Objective → Report back each line of the records that contains the string "which".

### Task input

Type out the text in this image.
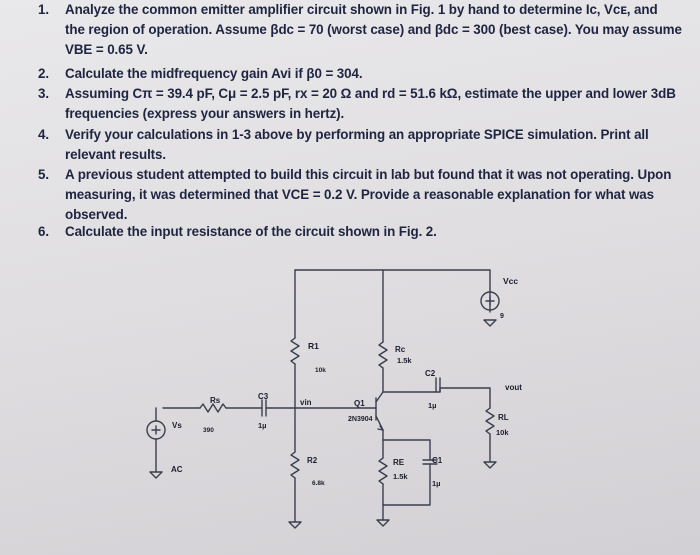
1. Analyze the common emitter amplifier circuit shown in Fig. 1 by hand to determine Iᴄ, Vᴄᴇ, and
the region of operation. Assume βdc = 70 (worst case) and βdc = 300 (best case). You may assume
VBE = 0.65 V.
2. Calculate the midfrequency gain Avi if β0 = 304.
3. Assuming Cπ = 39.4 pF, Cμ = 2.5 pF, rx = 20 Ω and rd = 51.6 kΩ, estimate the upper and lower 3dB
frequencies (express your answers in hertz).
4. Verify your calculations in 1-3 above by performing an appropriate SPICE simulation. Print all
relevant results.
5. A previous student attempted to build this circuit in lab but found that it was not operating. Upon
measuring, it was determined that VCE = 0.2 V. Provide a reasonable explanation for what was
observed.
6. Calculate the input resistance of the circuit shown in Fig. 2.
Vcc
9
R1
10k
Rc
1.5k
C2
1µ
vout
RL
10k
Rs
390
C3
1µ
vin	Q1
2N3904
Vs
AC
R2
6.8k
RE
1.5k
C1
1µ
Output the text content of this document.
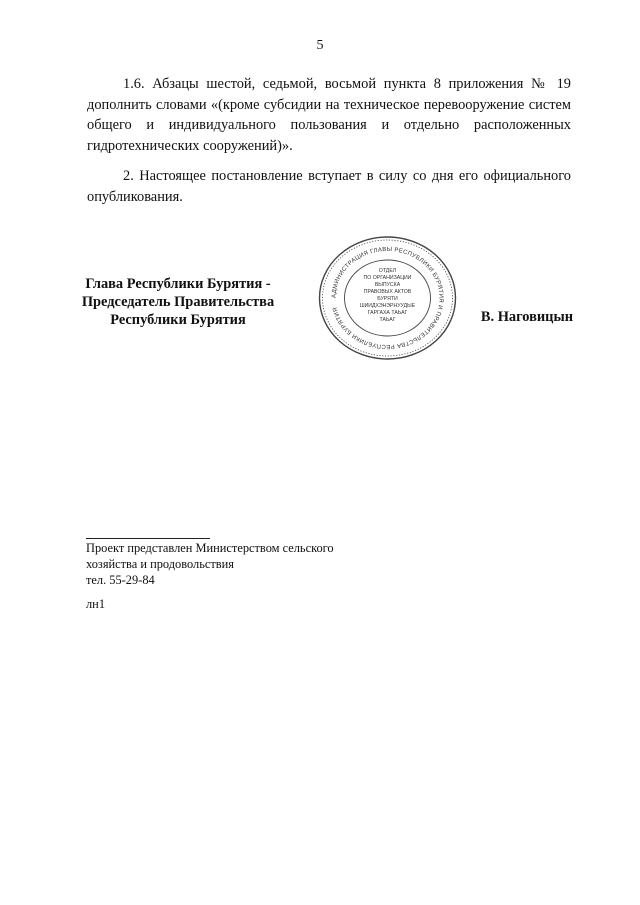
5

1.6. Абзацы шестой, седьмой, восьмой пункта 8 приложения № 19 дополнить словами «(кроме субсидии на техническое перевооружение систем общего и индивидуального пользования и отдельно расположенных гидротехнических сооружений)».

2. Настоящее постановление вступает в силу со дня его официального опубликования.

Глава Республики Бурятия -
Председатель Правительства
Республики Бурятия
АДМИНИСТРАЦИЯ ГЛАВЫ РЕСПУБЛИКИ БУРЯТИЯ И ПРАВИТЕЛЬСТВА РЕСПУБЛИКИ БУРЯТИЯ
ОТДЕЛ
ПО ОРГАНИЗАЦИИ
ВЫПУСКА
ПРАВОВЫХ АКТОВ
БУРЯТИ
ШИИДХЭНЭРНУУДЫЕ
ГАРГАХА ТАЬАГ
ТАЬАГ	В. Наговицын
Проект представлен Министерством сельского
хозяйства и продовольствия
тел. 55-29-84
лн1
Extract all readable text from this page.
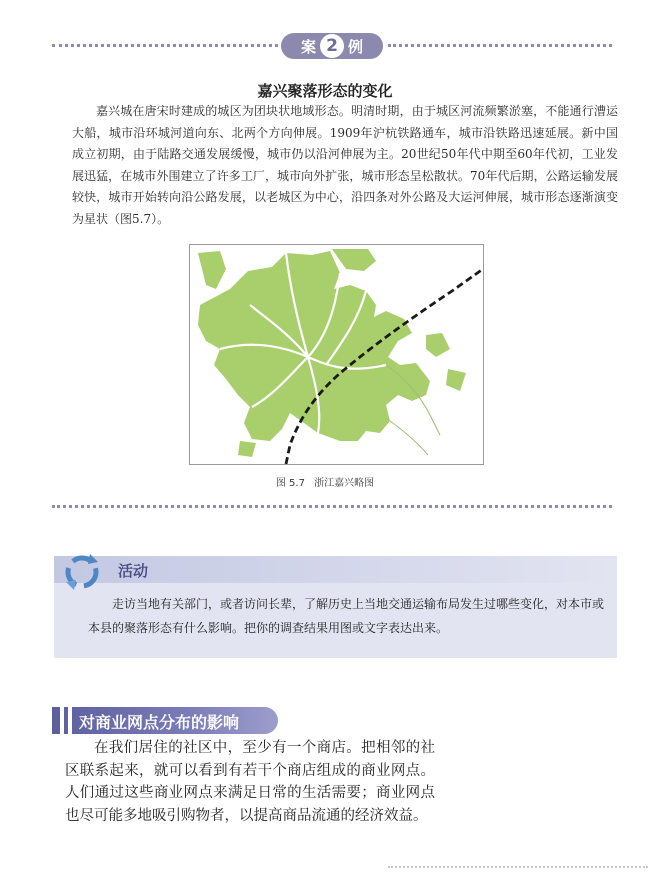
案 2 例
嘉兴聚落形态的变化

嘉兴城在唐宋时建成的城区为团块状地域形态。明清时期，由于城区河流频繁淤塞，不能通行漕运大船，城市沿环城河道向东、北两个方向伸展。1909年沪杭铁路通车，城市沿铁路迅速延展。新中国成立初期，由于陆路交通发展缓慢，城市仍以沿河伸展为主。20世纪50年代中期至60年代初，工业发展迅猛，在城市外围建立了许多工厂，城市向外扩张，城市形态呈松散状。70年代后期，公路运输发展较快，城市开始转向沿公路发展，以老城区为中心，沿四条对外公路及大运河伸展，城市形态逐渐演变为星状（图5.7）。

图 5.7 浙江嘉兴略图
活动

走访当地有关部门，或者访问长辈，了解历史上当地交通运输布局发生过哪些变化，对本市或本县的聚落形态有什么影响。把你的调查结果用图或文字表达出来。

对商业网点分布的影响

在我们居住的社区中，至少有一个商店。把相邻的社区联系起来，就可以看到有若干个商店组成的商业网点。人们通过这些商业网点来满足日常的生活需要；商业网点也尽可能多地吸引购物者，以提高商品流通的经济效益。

######
### Task input

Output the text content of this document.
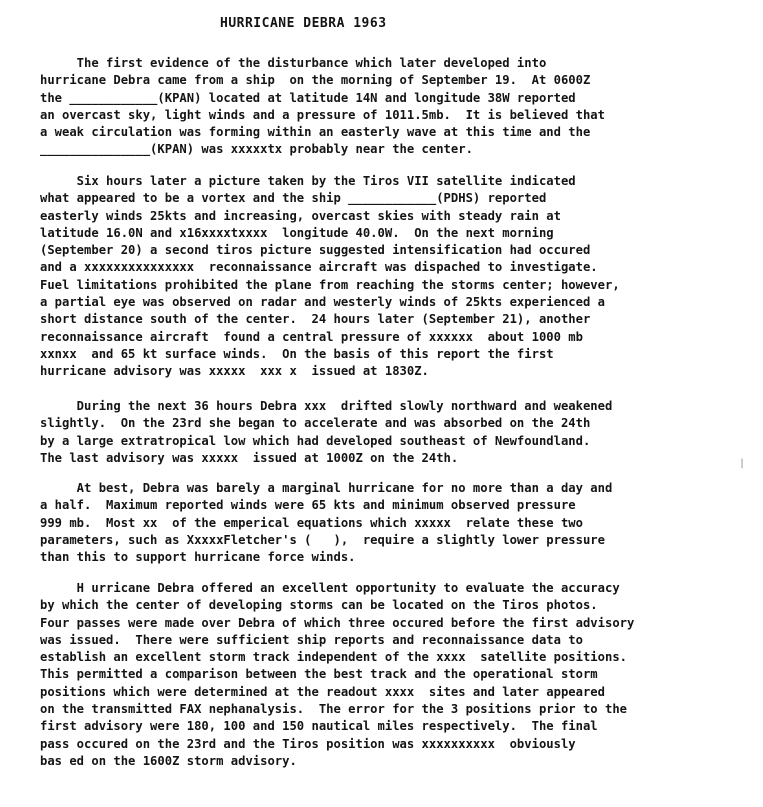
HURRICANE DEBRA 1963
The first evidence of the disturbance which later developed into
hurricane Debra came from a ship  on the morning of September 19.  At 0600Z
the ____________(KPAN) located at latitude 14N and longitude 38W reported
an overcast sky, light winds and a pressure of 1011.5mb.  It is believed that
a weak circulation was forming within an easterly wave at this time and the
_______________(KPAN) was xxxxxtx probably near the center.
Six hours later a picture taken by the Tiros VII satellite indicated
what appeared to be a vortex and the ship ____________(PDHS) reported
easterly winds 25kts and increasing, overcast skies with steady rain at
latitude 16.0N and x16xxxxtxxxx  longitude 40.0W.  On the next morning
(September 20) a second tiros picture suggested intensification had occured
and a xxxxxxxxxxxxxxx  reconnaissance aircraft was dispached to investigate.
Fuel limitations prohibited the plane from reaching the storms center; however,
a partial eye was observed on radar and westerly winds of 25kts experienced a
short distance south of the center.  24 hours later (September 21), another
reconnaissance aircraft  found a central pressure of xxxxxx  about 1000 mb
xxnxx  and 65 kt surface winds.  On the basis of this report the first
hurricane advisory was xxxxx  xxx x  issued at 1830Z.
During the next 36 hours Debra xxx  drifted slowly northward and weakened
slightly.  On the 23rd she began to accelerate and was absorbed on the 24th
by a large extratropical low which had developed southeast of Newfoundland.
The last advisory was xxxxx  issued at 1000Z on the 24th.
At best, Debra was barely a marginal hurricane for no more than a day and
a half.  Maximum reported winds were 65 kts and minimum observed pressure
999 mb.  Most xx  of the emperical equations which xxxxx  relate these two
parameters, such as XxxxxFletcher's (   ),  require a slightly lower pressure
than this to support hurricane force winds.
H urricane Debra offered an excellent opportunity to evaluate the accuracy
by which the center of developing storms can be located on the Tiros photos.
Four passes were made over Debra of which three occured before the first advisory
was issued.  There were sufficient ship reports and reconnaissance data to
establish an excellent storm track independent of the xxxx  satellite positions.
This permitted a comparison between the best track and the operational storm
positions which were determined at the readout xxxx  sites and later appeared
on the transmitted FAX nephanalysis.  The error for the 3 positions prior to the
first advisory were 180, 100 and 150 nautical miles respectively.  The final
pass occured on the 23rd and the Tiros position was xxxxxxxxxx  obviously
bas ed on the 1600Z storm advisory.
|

######

Exercise solution →
The first evidence of the disturbance which later developed into
by a large extratropical low which had developed southeast of Newfoundland.
999 mb.  Most xx  of the emperical equations which xxxxx  relate these two
by which the center of developing storms can be located on the Tiros photos.
Four passes were made over Debra of which three occured before the first advisory
positions which were determined at the readout xxxx  sites and later appeared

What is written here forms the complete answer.